TASK BRIEF :: Identify the lines containing the word "TheFaithApp". Copy each one.

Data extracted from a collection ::
————————

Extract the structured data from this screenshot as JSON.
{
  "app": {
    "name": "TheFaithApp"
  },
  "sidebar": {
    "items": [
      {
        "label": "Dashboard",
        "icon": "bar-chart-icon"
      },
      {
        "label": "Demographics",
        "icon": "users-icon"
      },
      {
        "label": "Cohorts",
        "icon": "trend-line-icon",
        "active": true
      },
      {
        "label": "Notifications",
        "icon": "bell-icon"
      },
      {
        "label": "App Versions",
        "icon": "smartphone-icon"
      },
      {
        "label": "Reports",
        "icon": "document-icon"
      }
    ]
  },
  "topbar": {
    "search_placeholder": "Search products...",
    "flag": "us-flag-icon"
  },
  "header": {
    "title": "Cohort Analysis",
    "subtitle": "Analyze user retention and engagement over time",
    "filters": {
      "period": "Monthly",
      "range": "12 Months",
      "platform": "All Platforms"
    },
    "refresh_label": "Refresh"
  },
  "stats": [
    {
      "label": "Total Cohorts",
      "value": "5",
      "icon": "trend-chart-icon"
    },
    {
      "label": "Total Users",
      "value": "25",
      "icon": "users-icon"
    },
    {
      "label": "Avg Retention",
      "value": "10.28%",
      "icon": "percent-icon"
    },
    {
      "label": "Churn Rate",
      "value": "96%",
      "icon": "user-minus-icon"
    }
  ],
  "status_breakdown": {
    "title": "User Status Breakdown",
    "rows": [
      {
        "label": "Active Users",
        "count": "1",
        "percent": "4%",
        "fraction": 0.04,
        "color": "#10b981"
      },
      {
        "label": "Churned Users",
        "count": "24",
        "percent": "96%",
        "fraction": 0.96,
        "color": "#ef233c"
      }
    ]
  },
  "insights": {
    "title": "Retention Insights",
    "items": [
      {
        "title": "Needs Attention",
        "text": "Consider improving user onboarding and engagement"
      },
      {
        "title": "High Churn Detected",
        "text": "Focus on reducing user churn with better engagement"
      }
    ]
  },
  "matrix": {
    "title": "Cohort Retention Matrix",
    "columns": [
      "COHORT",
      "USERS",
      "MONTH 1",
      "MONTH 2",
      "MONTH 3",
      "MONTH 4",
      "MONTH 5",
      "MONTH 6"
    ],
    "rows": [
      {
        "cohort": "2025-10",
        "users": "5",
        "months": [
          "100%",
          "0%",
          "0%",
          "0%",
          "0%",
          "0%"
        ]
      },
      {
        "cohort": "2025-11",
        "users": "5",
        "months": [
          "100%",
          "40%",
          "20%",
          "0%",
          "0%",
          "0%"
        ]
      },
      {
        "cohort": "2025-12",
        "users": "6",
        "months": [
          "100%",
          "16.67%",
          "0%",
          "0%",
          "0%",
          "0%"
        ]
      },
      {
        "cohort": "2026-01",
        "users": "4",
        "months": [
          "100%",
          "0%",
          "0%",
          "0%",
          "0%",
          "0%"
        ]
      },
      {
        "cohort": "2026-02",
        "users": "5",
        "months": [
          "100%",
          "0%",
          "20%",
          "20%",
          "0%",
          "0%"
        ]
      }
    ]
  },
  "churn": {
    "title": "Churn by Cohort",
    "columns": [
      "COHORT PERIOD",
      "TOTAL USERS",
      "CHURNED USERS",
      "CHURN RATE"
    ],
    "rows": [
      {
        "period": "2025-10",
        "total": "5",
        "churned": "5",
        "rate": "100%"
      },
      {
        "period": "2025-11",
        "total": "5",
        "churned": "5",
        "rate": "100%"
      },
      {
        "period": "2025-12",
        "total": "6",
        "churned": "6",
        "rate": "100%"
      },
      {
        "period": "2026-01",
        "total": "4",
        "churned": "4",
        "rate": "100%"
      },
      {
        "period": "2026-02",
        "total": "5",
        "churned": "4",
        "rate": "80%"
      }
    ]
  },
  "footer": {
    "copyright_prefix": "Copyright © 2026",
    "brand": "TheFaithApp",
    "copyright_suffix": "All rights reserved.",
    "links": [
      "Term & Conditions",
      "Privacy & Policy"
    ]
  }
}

————————

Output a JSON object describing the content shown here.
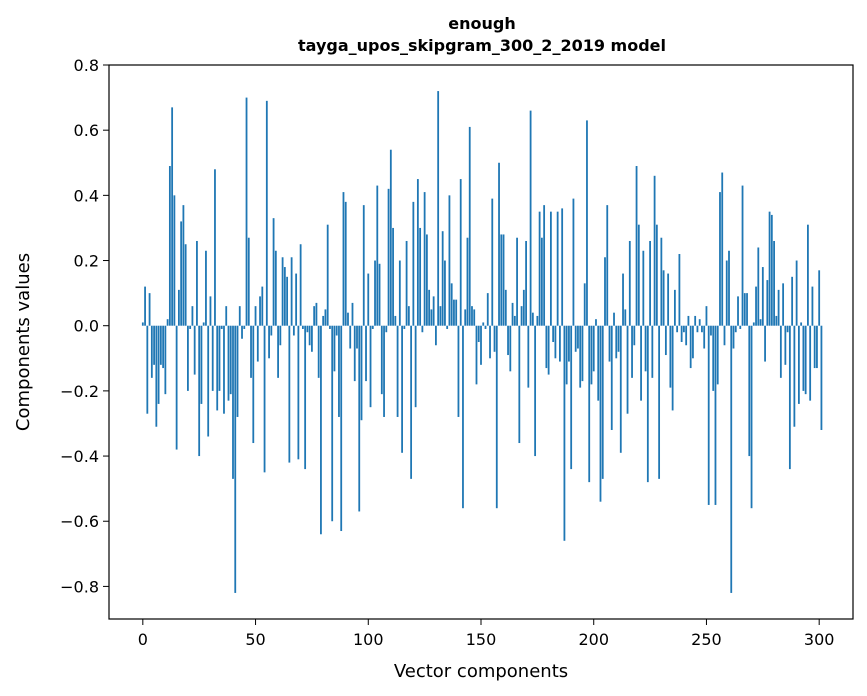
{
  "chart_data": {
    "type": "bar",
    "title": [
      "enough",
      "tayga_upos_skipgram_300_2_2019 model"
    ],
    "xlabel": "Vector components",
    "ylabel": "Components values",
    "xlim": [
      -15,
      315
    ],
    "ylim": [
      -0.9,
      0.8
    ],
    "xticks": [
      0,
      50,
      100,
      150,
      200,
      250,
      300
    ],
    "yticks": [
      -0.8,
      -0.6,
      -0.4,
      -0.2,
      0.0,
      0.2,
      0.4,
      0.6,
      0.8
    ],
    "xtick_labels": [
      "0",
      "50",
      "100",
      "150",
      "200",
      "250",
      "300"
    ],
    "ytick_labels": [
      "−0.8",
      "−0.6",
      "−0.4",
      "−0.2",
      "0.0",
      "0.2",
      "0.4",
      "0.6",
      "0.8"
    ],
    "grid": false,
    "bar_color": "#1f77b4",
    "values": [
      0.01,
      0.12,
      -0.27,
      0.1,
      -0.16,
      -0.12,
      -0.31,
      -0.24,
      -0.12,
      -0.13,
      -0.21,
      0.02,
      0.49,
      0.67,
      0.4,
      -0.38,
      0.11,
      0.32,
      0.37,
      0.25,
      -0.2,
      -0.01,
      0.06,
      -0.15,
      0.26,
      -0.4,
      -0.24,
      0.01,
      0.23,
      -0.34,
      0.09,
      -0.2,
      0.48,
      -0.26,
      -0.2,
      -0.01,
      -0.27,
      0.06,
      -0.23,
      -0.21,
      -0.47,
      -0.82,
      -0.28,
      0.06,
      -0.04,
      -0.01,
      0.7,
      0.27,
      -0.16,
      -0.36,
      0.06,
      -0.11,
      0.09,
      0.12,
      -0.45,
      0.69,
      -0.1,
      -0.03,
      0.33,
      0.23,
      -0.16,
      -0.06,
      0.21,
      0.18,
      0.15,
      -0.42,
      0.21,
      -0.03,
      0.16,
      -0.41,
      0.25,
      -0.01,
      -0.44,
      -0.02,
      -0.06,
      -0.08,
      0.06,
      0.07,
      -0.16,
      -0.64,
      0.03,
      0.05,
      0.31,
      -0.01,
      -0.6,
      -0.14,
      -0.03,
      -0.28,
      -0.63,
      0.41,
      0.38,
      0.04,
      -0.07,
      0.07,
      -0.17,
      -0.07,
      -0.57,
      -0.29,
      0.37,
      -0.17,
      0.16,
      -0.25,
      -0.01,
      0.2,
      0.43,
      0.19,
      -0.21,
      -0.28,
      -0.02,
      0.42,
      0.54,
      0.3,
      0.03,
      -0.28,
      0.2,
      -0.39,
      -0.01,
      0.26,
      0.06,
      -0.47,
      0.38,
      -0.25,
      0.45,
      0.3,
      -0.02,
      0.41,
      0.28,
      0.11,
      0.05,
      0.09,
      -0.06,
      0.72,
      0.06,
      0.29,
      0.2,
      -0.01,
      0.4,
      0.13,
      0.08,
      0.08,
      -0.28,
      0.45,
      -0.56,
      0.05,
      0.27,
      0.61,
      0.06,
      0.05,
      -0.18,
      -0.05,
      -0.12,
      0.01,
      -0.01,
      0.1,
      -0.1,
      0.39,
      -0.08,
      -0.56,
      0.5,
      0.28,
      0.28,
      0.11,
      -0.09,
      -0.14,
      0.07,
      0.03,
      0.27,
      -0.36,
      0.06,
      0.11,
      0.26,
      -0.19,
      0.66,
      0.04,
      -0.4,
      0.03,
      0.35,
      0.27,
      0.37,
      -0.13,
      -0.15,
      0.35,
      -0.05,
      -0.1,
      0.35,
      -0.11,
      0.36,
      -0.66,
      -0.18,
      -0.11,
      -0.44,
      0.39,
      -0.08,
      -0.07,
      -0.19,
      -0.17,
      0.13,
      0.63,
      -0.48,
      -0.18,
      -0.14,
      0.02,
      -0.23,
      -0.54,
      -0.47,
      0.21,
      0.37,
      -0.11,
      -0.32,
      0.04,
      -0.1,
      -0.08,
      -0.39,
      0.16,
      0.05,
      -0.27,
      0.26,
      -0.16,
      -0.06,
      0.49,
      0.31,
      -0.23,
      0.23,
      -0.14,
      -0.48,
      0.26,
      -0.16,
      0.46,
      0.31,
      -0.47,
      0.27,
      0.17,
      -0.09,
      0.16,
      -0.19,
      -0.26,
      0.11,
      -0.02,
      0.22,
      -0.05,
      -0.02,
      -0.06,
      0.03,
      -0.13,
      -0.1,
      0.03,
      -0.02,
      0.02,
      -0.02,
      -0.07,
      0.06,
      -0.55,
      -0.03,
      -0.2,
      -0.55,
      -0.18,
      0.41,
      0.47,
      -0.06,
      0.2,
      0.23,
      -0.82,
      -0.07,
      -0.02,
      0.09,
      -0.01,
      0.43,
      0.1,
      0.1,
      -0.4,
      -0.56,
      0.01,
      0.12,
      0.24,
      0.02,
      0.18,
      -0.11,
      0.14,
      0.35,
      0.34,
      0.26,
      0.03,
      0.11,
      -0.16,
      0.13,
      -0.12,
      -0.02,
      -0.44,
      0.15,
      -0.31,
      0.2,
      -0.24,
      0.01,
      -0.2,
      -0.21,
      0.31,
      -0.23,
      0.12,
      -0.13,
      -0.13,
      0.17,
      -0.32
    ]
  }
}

————————

RESPONSE BELOW ::
    "name": "TheFaithApp"
    "brand": "TheFaithApp",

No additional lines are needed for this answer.